The computer can use iteration formula repeatedly to calculate the maximum number MAXL(N) of links for any number N of nodes, as easily as the closed formula MAXL(N) = N(N-1)/2 that is prefered for calculation by hand or calculator.




Construction of a path in a connected graph that visits every node once and only once

By definition the links of a Ugraph are bidirectional. However, motion along a path has a single direction. Since motion will be fundamental to this discussion, a premature use of direction along some links will be used before more detailed discussions about Digraphs in Chapter 3.

The computer controls a robotic bug . It directs the bug to visit all the nodes in a connected Ugraph. There must be a first node which marks the start of the journey of the bug about the graph, and a last node when the bug has finished the task.

During the journey the bug most often enters a node from some link and goes out of that node along a different link. The task is simple for traversing all the nodes in the linear graph in the adjacent figure from left to right.

The journey is more complicated if some nodes have more than one way out (degree 3 or higher). In each of those nodes a decision must be made: which exit to select. In the chapter 4 the computer will use numbers assigned to all the links to be used for the choice of exits from nodes. In this discussion the numerical labels assigned to each node will be used. In the full adjacency array a list of all of its adjacenct neighbors after each (node). The following method can be used: when the bug is in a node with more than one exit, the computer which sees only (the equivalent to) the long adjacency array selects the neighbor with the lowest label number and the bug exits along the link that leads to that neighbor.

Three common problems arise and additional parts will be added to this method to produce a universal solution:
  (a) while trying to visit all nodes the bug may visit some nodes more than once;
  (b) by choosing every time a neighbor with the smallest label number the bug may traverse an endless loop;
  (c) after moving along a path through nodes, the bug may enter a node with no other way out.

The computer can prevent the bug from entering any node more than once, by remembering what nodes have been visited. It puts a mark by the label number if the node has been visited. In the adjacent figure the nodes already visited are colored yellow. The computer bug has already visited nodes 5 and 7 during travels in another part of the graph (not shown).The bug has moved along through nodes 2 and 3 and has entered node 4, coloring the nodes as it enters. The unvisited neighbor of node 4 with the lowest number label is nod 8. The bug exits node 4 and goes to 8. Then node 8 will become yellow. The computer will actually put a mark by label 8. The avoiding of nodes already visited solves problems (a) and (b).
--
DESCRIPTION OF THE TASK:
Please carry on the passage about the robotic bug's path through a graph, starting after its final sentence. The lines that come next are separate material, unrelated to the graph text.

DATA ENTRIES:
--
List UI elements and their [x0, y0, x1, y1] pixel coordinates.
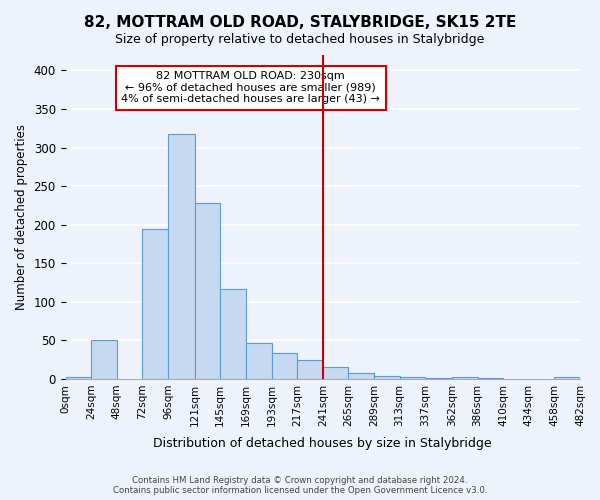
- Bar: [65, 378, 91, 379]
- Bar: [349, 372, 374, 379]
- Text: 82 MOTTRAM OLD ROAD: 230sqm
← 96% of detached houses are smaller (989)
4% of sem: 82 MOTTRAM OLD ROAD: 230sqm ← 96% of det…: [121, 71, 380, 104]
- Bar: [323, 368, 349, 379]
- Bar: [220, 290, 246, 379]
- Bar: [246, 344, 272, 379]
- Text: Contains HM Land Registry data © Crown copyright and database right 2024.
Contai: Contains HM Land Registry data © Crown c…: [113, 476, 487, 495]
- Bar: [478, 378, 503, 379]
- Text: Size of property relative to detached houses in Stalybridge: Size of property relative to detached ho…: [115, 32, 485, 46]
- Bar: [194, 203, 220, 379]
- Bar: [142, 230, 168, 379]
- Y-axis label: Number of detached properties: Number of detached properties: [15, 124, 28, 310]
- X-axis label: Distribution of detached houses by size in Stalybridge: Distribution of detached houses by size …: [154, 437, 492, 450]
- Bar: [425, 378, 452, 379]
- Bar: [297, 360, 323, 379]
- Bar: [400, 378, 425, 379]
- Bar: [374, 376, 400, 379]
- Bar: [554, 378, 580, 379]
- Bar: [452, 376, 478, 379]
- Text: 82, MOTTRAM OLD ROAD, STALYBRIDGE, SK15 2TE: 82, MOTTRAM OLD ROAD, STALYBRIDGE, SK15 …: [84, 15, 516, 30]
- Bar: [91, 340, 117, 379]
- Bar: [272, 352, 297, 379]
- Bar: [168, 134, 194, 379]
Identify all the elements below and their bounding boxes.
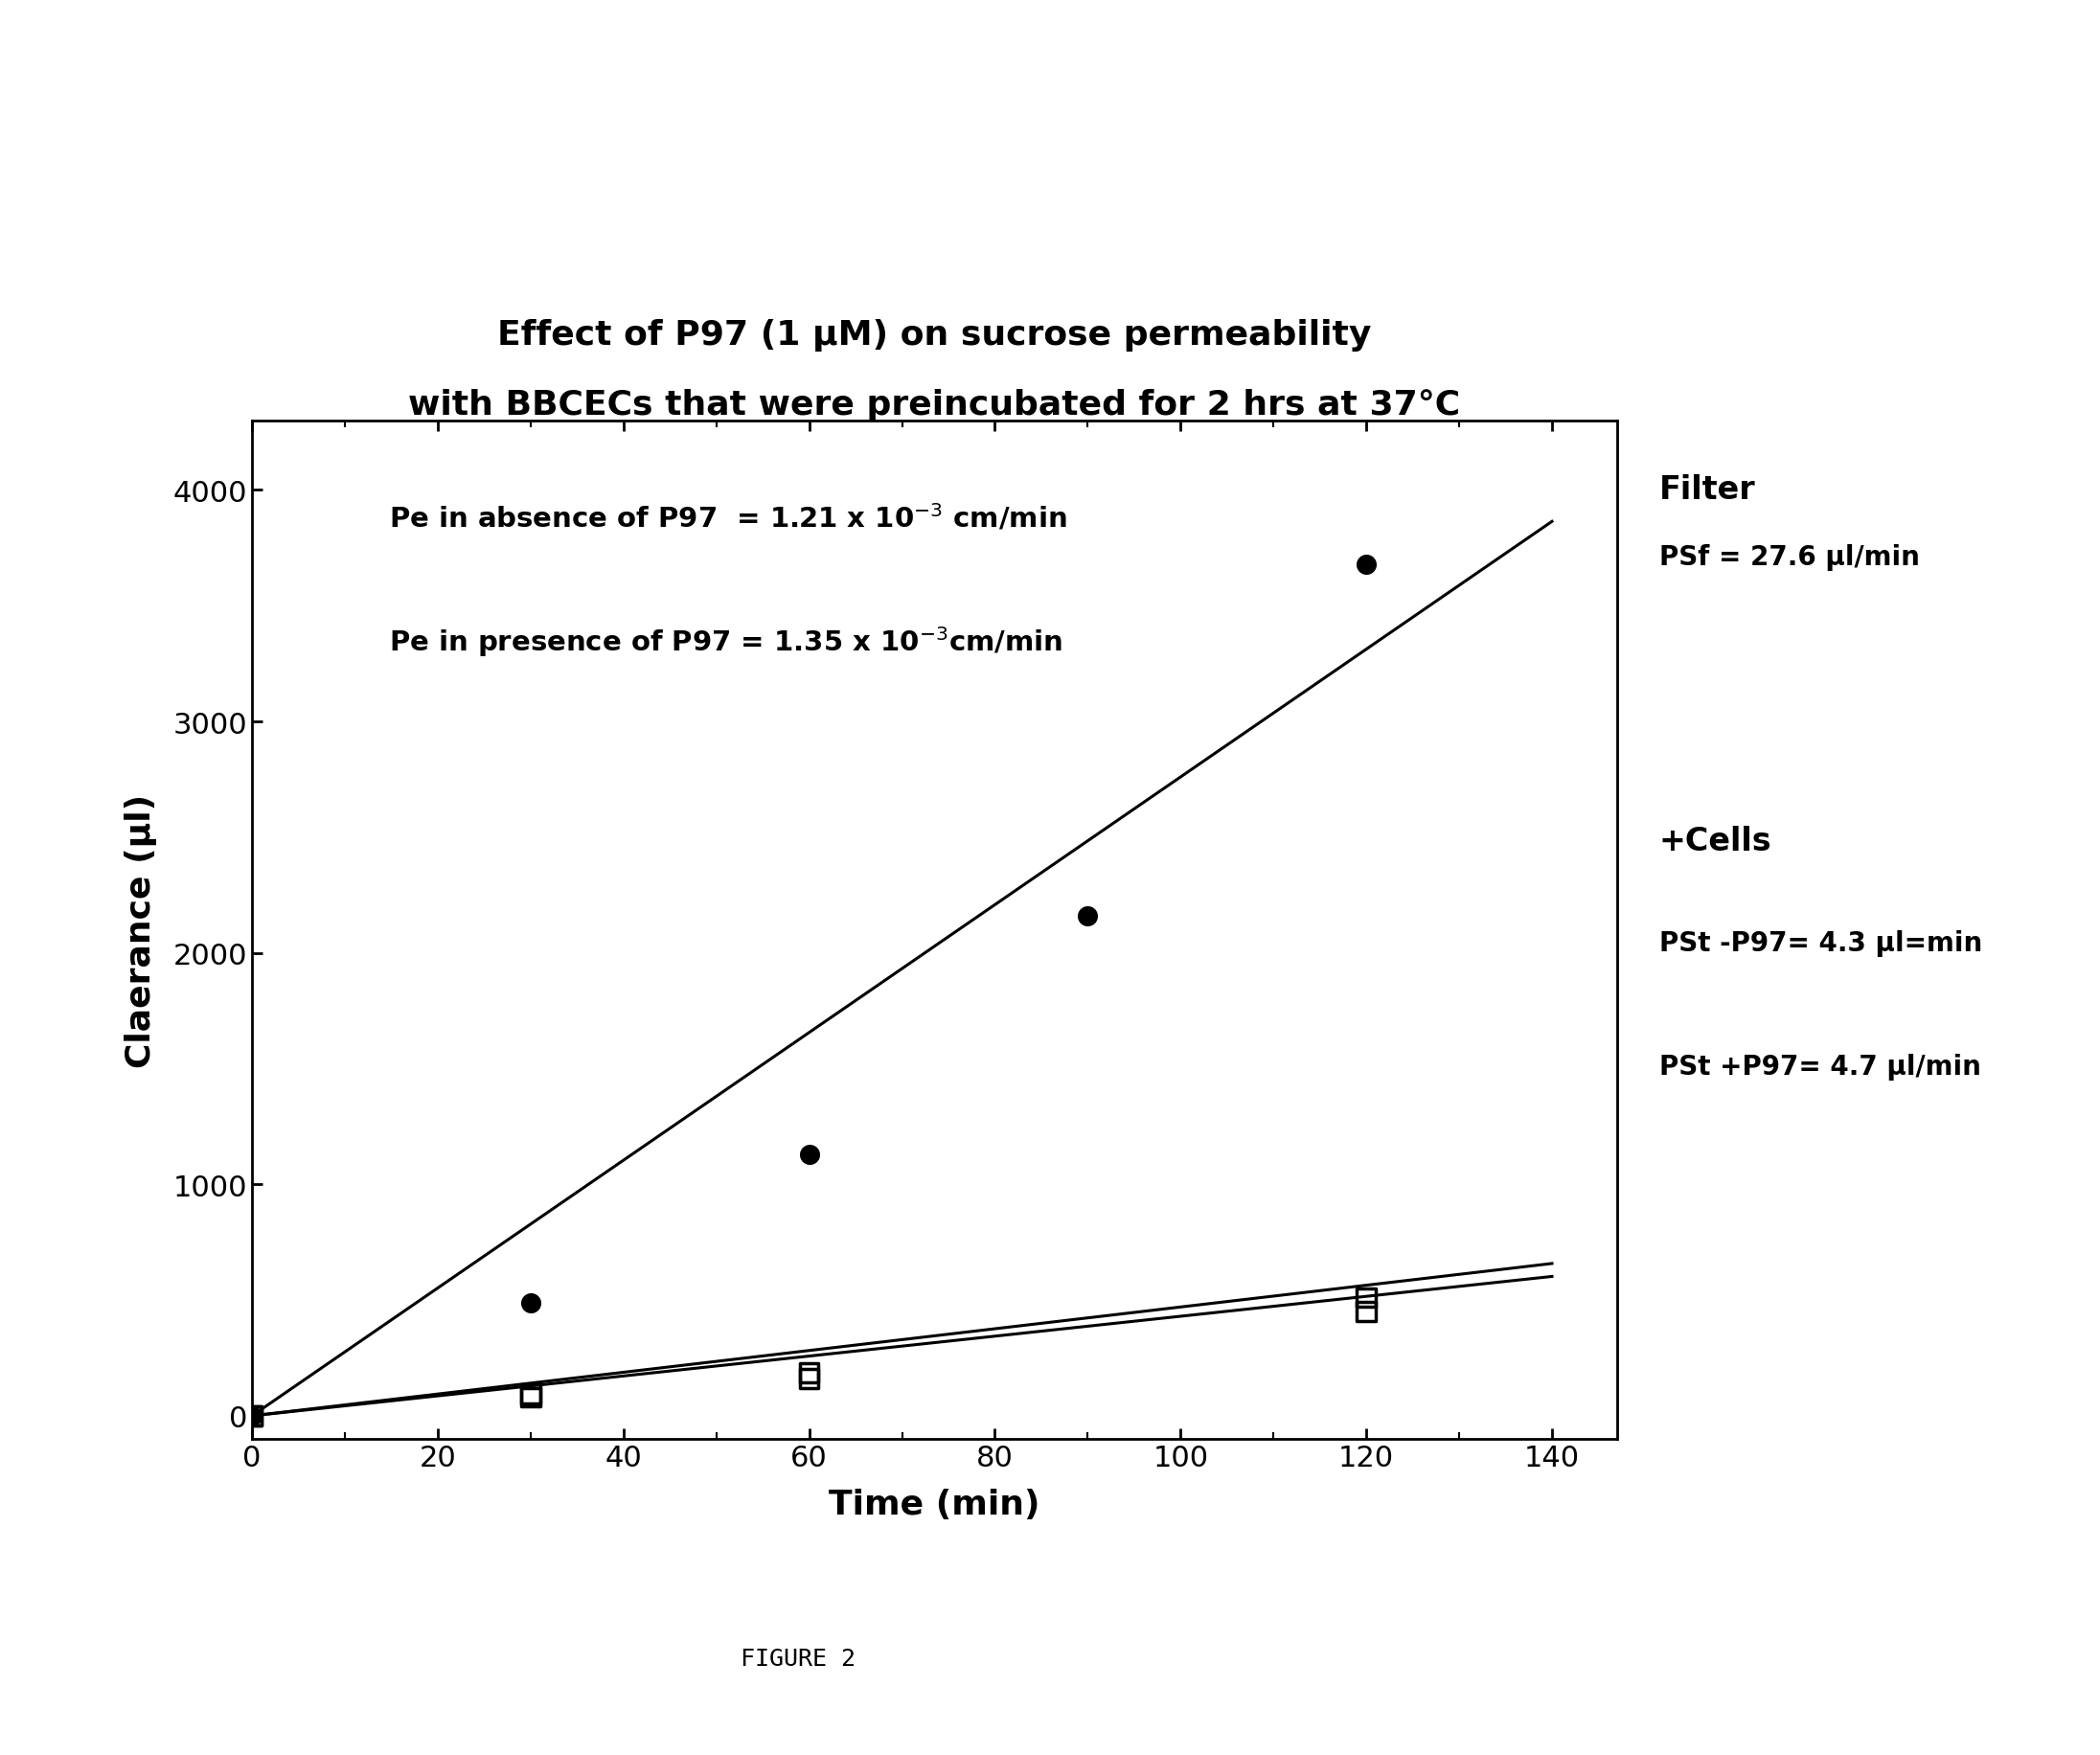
Point	[792, 1365, 825, 1393]
Point	[235, 1402, 269, 1430]
Point	[1071, 902, 1105, 930]
Point	[792, 1141, 825, 1169]
X-axis label: Time (min): Time (min)	[830, 1488, 1040, 1520]
Y-axis label: Claerance (μl): Claerance (μl)	[124, 793, 158, 1067]
Point	[1350, 1299, 1384, 1327]
Point	[1350, 1285, 1384, 1313]
Text: PSt +P97= 4.7 μl/min: PSt +P97= 4.7 μl/min	[1659, 1053, 1980, 1079]
Point	[514, 1379, 548, 1408]
Text: Pe in absence of P97  = 1.21 x 10$^{-3}$ cm/min: Pe in absence of P97 = 1.21 x 10$^{-3}$ …	[388, 502, 1067, 534]
Point	[235, 1402, 269, 1430]
Text: PSt -P97= 4.3 μl=min: PSt -P97= 4.3 μl=min	[1659, 930, 1982, 956]
Point	[514, 1383, 548, 1411]
Text: Filter: Filter	[1659, 474, 1756, 505]
Point	[235, 1402, 269, 1430]
Text: +Cells: +Cells	[1659, 825, 1772, 856]
Text: FIGURE 2: FIGURE 2	[741, 1646, 855, 1671]
Text: Pe in presence of P97 = 1.35 x 10$^{-3}$cm/min: Pe in presence of P97 = 1.35 x 10$^{-3}$…	[388, 625, 1063, 660]
Point	[514, 1288, 548, 1316]
Text: Effect of P97 (1 μM) on sucrose permeability: Effect of P97 (1 μM) on sucrose permeabi…	[498, 318, 1371, 351]
Point	[1350, 551, 1384, 579]
Text: PSf = 27.6 μl/min: PSf = 27.6 μl/min	[1659, 544, 1919, 570]
Point	[792, 1358, 825, 1386]
Text: with BBCECs that were preincubated for 2 hrs at 37°C: with BBCECs that were preincubated for 2…	[410, 388, 1459, 421]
--
RESPONSE TO THE EXERCISE:
There are two types of nodes with no exits: (1)a leaf (node of degree 1) has an entrance but no exit, and (2) all the neighbors of a node have already been visited. Both problems are solved by allowing the bug to back up until it finds a node with one or more unvisted neighbors. Therefore, a bug must allowed to back up into a visited node, but not go forward into a visited node. With this agreement, no node will be visited more than once.

This backing up procedure has a problem. When the bug is in the last node, then all nodes have been visited. Backing up will take the bug all the way back to the first node where it entered the graph. The computer cleverly created an "artificial node" not part of the graph, and assigned it the prohibited number label 0 (zero). The artificial node is linked artificially with the first node where the bug entered the graph. Since all nodes of the graph have been visited, the bug in the first node will back up into the artificial node. The computer detects the label 0 and terminates the program.

The computer may list all the visited nodes. The list should be a permutation of all the label numbers, that is, a permutation of 1,2,...,n, where n = number of nodes.

Two comments should be made. The choice of the neighbor of a (node) with the smallest label number may be changed to the choice of the neighbor that has not yet been visited and has the largest label number. The printout of all the visited nodes will be another permutation of 1,2,...,n. Other systematic selections of neighbors will produce new permutations.

The above procedure of a travelling bug can be extended to Ugraphs that are not connected. After the bug has visited all nodes in a component it backs up into the zero node, the computer checks to see if any node in the graph has not yet been visited. If any exist it selects the unvisited node with the smallest label number, attaches the zero node to it and the bug enters that node. By this method all the nodes of the graph will be visited. More useful is the printing out all the nodes in each component separately. In this way the computer reveals all the components of the graph.



Input Data from a Ugraph for the Computer

The adjacent drawing shows a graph PLUTO. The following steps create and place the defining information about the graph into the computer.

Step 1. Create an adjacency list for the graph.
The long adjacency list for it is   (1),2,3
  (2),1,3,4,5
  (3),1,2,5
  (4),2,5,6
  (5),2,3,4,6
  (6),4,5,7
  (7),6
Removing the red numbers produces the short adjacency list. The black numbers are needed for the input. The red numbers may or may not be included.

Step 2. Click on the link Computer (InputDataU) to go to a list of executable computer programs. There, click on the program InputDataU to start the program. (The U means that the input-data is from a Ugraph.)

Step 3. Answer the questions from the computer.
Where is the input-data for the Ugraph?
If it will be typed in on the (K)eyboard, type K (it will be typed in )
If it is already in the GraphData (F)ile, type F
K <--- ans.
Not exceeding 10 characters, input name of graph PLUTO <--- ans.
Input number of nodes: 7 <--- ans.
Input every neighbor with higher natural number after each (node):
(1),2,3 <--- ans.
(2),3,4,5 <--- ans.
(3),5 <--- ans.
(4),5,6 <--- ans.
(5),6 <--- ans.
(6),7 <--- ans.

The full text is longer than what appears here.